The primary author seems to be Philippe Charlier who studied at the Institut d'art et d'archéologie and seems to publish a lot of forensic anthropology focused on problems of historical/classical archaeology. The CV of one of his collaborators, Clarisse Prêtre, seems to list a Habilitation à Diriger des Recherches en archéologie as well as a Doctorat en grammaire comparée from the École pratique des Hautes Études focused on classical epigraphy. I don't know what to call her specialty other than classical archaeology.

(b) every reference on the internet to pessoi being used to wipe your arse seems traceable back to this one article

Here's a 2010 page from toiletpaperhistory.net saying the Greeks used clay. Also, a key claim of the article is that Aristophanes is an earlier source--in particular this scene from Peace with the line "ὡδὶ παραθέντι τρεῖς λίθους." It's translated there as "if propped on three stones," and the authors mention that translation but point out that's an interpolated reading--a translator trying to make sense out of the more literal reading that three stones are placed thus "beside" the breastplate right before the speaker starts talking about wiping.

(c) the object being used as an arsewipe on that kylix could be almost anything

Totally agree with this.

(d) it was pointed out at the time ...

While we're considering researchers' backgrounds, the author of this comment seems to work for Ancient World Enterprises, for which I can find only an auto-generated business entry at Facebook.

this is one to chuck in the latrine trench where it belongs

I think there are plenty of reasons to be skeptical. The least speculative finding seems to be the "solidified and partially mineralized excrement" found on two pessoi and "confirmed by microscopy." I don't have an opinion about the likelihood that's accurate except to say it seems like an ordinary kind of thing for someone with the authors' credentials to study and an ordinary way to study it.
posted by Wobbuffet at 3:18 AM on August 8, 2020 [4 favorites]


it was pointed out at the time of publication that pessoi are most likely amphorae lids not arsewipes

Oh, wow, is the guy who wrote that also this guy? "'Parts of this case are rather comical,' said Bondioli-Osio. "It seems that DiLuzio's wife, Sandra Scarabelli, had a [falling-out] with her husband. She told police, '[My] husband kicked me out, but he has a load of antiquities in his cellar.' Swingler was actually advertising the sale of these pieces by slipping brochures on car windshields in his neighborhood.'" If so, that ... does not seem like an ideal source.

════

**Stated exercise**
Copy the section of the pessoi discussion between "(c) the object" and "entry at Facebook.", inclusive, replacing "kylix" with "drinking cup".

**Dataset content**
════

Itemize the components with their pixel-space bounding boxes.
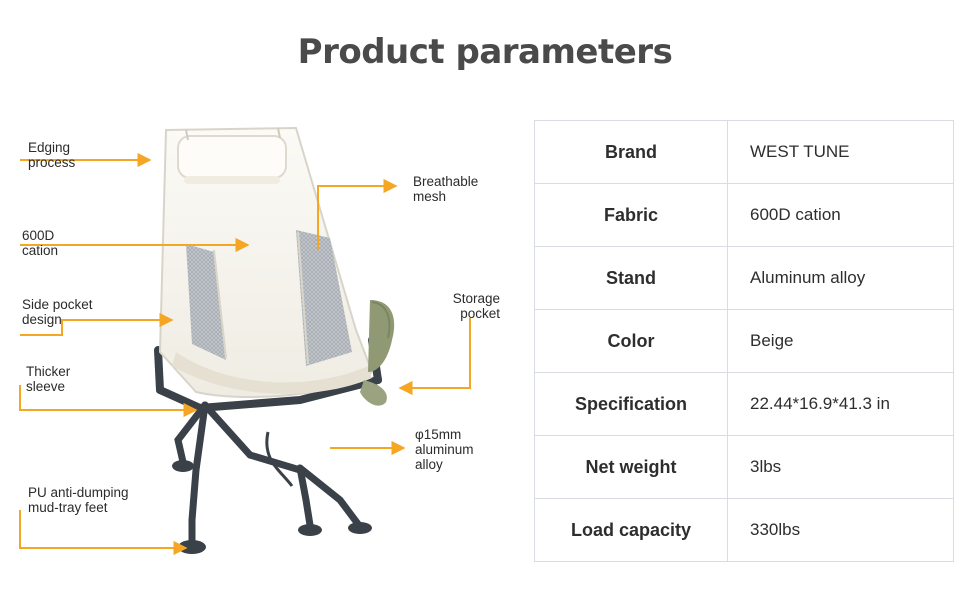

════

**Finished exercise**
(c) the object being used as an arsewipe on that drinking cup could be almost anything

Totally agree with this.

(d) it was pointed out at the time ...

While we're considering researchers' backgrounds, the author of this comment seems to work for Ancient World Enterprises, for which I can find only an auto-generated business entry at Facebook.